▶ RECORD EXTRACTS:
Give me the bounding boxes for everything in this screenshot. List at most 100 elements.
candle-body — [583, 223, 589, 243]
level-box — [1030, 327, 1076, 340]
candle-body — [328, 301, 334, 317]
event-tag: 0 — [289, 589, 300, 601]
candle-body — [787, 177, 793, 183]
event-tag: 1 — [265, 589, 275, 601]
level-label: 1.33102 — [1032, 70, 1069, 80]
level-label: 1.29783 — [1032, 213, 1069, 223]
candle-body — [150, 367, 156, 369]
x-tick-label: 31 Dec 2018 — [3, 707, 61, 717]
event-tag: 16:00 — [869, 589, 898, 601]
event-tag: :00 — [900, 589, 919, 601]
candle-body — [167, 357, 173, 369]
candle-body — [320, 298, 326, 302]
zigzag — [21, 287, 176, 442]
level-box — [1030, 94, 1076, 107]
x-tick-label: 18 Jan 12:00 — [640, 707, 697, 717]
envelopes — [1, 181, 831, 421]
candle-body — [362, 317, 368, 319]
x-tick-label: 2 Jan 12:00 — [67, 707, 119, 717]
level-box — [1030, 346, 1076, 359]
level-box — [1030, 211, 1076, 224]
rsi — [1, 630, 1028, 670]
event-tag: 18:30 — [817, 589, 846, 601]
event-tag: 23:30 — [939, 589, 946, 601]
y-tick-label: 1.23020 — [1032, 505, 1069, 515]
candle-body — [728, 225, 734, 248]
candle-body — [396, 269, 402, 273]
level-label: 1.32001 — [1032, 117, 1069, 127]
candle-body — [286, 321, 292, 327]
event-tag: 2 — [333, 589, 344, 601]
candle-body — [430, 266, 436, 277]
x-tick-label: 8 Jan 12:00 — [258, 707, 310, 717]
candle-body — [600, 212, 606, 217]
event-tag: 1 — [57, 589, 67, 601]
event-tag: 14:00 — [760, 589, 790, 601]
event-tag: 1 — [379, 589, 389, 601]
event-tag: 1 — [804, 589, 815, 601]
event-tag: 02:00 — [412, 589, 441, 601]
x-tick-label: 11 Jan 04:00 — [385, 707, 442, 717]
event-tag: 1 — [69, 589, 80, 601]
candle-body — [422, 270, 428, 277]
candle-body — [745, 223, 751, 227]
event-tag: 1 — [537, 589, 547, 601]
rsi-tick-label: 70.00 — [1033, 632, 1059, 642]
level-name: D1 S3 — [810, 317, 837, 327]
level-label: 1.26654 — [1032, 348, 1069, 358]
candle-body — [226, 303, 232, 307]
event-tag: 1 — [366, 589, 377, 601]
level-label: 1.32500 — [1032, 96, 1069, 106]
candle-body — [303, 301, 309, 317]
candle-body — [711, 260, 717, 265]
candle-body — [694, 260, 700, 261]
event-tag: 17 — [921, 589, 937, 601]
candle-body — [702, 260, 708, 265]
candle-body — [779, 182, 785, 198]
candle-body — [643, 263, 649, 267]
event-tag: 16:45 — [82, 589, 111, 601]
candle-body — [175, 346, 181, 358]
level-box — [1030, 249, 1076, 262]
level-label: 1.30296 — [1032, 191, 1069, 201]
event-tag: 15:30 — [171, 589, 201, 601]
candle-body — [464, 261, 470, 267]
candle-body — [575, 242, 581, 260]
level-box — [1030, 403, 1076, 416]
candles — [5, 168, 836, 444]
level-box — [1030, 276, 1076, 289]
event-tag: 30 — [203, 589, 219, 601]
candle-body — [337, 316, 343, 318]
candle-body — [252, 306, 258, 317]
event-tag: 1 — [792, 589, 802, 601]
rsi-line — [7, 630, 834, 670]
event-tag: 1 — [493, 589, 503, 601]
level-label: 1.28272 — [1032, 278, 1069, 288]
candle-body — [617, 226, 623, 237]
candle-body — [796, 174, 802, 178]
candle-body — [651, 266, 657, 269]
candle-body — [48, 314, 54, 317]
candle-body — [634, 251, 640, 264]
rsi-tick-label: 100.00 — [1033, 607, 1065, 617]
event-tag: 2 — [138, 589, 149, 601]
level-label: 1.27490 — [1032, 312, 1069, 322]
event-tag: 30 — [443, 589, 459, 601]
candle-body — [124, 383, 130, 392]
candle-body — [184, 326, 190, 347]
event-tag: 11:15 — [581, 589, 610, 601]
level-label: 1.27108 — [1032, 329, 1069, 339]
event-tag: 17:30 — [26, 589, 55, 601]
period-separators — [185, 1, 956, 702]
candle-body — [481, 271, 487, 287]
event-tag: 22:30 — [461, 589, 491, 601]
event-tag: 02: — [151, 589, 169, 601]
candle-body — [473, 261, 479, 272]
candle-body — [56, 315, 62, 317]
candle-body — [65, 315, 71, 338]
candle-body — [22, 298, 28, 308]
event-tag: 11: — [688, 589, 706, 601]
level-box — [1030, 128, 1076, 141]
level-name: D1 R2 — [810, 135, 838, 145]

▶ EXERCISE:
Rewrite all of the items above, replacing every "event-tag" with "event-marker" and changing nothing else.

▶ EXPECTED ANSWER:
Give me the bounding boxes for everything in this screenshot. List at most 100 elements.
candle-body — [583, 223, 589, 243]
level-box — [1030, 327, 1076, 340]
candle-body — [328, 301, 334, 317]
event-marker: 0 — [289, 589, 300, 601]
candle-body — [787, 177, 793, 183]
event-marker: 1 — [265, 589, 275, 601]
level-label: 1.33102 — [1032, 70, 1069, 80]
level-label: 1.29783 — [1032, 213, 1069, 223]
candle-body — [150, 367, 156, 369]
x-tick-label: 31 Dec 2018 — [3, 707, 61, 717]
event-marker: 16:00 — [869, 589, 898, 601]
event-marker: :00 — [900, 589, 919, 601]
candle-body — [167, 357, 173, 369]
candle-body — [320, 298, 326, 302]
zigzag — [21, 287, 176, 442]
level-box — [1030, 94, 1076, 107]
x-tick-label: 18 Jan 12:00 — [640, 707, 697, 717]
envelopes — [1, 181, 831, 421]
candle-body — [362, 317, 368, 319]
x-tick-label: 2 Jan 12:00 — [67, 707, 119, 717]
level-box — [1030, 346, 1076, 359]
level-box — [1030, 211, 1076, 224]
rsi — [1, 630, 1028, 670]
event-marker: 18:30 — [817, 589, 846, 601]
event-marker: 23:30 — [939, 589, 946, 601]
y-tick-label: 1.23020 — [1032, 505, 1069, 515]
candle-body — [728, 225, 734, 248]
candle-body — [396, 269, 402, 273]
level-label: 1.32001 — [1032, 117, 1069, 127]
candle-body — [286, 321, 292, 327]
event-marker: 2 — [333, 589, 344, 601]
candle-body — [430, 266, 436, 277]
x-tick-label: 8 Jan 12:00 — [258, 707, 310, 717]
candle-body — [600, 212, 606, 217]
event-marker: 1 — [57, 589, 67, 601]
event-marker: 14:00 — [760, 589, 790, 601]
event-marker: 1 — [379, 589, 389, 601]
event-marker: 1 — [804, 589, 815, 601]
event-marker: 02:00 — [412, 589, 441, 601]
x-tick-label: 11 Jan 04:00 — [385, 707, 442, 717]
event-marker: 1 — [69, 589, 80, 601]
candle-body — [422, 270, 428, 277]
candle-body — [745, 223, 751, 227]
event-marker: 1 — [537, 589, 547, 601]
rsi-tick-label: 70.00 — [1033, 632, 1059, 642]
level-name: D1 S3 — [810, 317, 837, 327]
level-label: 1.26654 — [1032, 348, 1069, 358]
candle-body — [226, 303, 232, 307]
event-marker: 1 — [366, 589, 377, 601]
level-label: 1.32500 — [1032, 96, 1069, 106]
candle-body — [303, 301, 309, 317]
candle-body — [711, 260, 717, 265]
candle-body — [694, 260, 700, 261]
event-marker: 17 — [921, 589, 937, 601]
candle-body — [702, 260, 708, 265]
candle-body — [779, 182, 785, 198]
candle-body — [643, 263, 649, 267]
event-marker: 16:45 — [82, 589, 111, 601]
candle-body — [175, 346, 181, 358]
level-box — [1030, 249, 1076, 262]
level-label: 1.30296 — [1032, 191, 1069, 201]
event-marker: 15:30 — [171, 589, 201, 601]
candle-body — [464, 261, 470, 267]
candle-body — [575, 242, 581, 260]
level-box — [1030, 403, 1076, 416]
candles — [5, 168, 836, 444]
level-box — [1030, 276, 1076, 289]
event-marker: 30 — [203, 589, 219, 601]
candle-body — [337, 316, 343, 318]
candle-body — [252, 306, 258, 317]
event-marker: 1 — [792, 589, 802, 601]
rsi-line — [7, 630, 834, 670]
event-marker: 1 — [493, 589, 503, 601]
level-label: 1.28272 — [1032, 278, 1069, 288]
candle-body — [617, 226, 623, 237]
candle-body — [796, 174, 802, 178]
candle-body — [651, 266, 657, 269]
candle-body — [48, 314, 54, 317]
candle-body — [634, 251, 640, 264]
rsi-tick-label: 100.00 — [1033, 607, 1065, 617]
event-marker: 2 — [138, 589, 149, 601]
level-label: 1.27490 — [1032, 312, 1069, 322]
event-marker: 30 — [443, 589, 459, 601]
candle-body — [124, 383, 130, 392]
candle-body — [184, 326, 190, 347]
event-marker: 11:15 — [581, 589, 610, 601]
level-label: 1.27108 — [1032, 329, 1069, 339]
event-marker: 17:30 — [26, 589, 55, 601]
period-separators — [185, 1, 956, 702]
candle-body — [481, 271, 487, 287]
event-marker: 22:30 — [461, 589, 491, 601]
event-marker: 02: — [151, 589, 169, 601]
candle-body — [473, 261, 479, 272]
candle-body — [56, 315, 62, 317]
candle-body — [65, 315, 71, 338]
candle-body — [22, 298, 28, 308]
event-marker: 11: — [688, 589, 706, 601]
level-box — [1030, 128, 1076, 141]
level-name: D1 R2 — [810, 135, 838, 145]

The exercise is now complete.